### GOAL OF THE EXERCISE
Lines containing the string "veröffentlichen" are to be counted; report the number and nothing more.

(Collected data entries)
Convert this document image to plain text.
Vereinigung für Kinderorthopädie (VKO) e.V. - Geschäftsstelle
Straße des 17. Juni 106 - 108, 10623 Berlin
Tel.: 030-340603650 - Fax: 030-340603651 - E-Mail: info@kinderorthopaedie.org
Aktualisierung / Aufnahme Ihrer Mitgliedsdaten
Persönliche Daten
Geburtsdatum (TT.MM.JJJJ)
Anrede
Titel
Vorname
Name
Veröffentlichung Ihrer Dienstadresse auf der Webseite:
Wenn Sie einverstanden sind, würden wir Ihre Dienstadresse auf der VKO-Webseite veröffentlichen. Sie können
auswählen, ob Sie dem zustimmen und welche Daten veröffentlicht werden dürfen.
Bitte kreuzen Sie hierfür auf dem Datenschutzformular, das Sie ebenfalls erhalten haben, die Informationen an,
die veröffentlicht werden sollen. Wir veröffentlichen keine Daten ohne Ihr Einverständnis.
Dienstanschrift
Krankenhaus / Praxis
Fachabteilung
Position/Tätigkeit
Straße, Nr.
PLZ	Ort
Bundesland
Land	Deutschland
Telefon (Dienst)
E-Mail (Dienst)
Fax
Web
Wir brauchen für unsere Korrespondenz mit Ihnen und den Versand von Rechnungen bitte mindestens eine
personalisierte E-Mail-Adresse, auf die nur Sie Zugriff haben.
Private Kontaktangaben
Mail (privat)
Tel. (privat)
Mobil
* * *
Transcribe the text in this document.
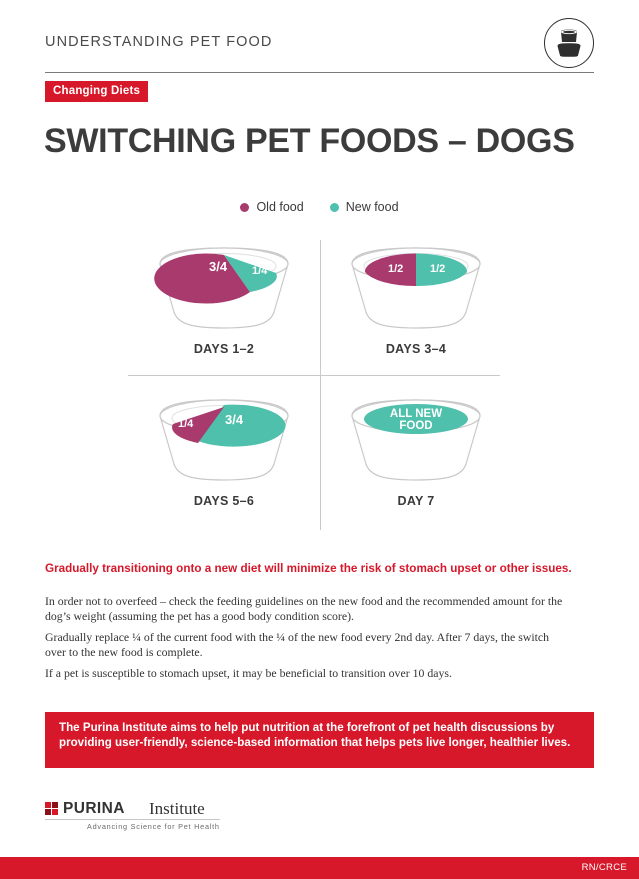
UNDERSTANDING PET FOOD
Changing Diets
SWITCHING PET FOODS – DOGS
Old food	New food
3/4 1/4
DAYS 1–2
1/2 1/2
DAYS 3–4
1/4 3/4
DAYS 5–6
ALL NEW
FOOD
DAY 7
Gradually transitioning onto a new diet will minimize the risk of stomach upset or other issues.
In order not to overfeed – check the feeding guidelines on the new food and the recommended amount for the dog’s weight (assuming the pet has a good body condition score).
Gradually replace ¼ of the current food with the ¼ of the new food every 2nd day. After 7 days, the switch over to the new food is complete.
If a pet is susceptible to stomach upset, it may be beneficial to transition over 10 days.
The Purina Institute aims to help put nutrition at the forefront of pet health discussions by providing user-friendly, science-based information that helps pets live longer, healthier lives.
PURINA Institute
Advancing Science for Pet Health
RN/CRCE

### EXERCISE ANSWER
2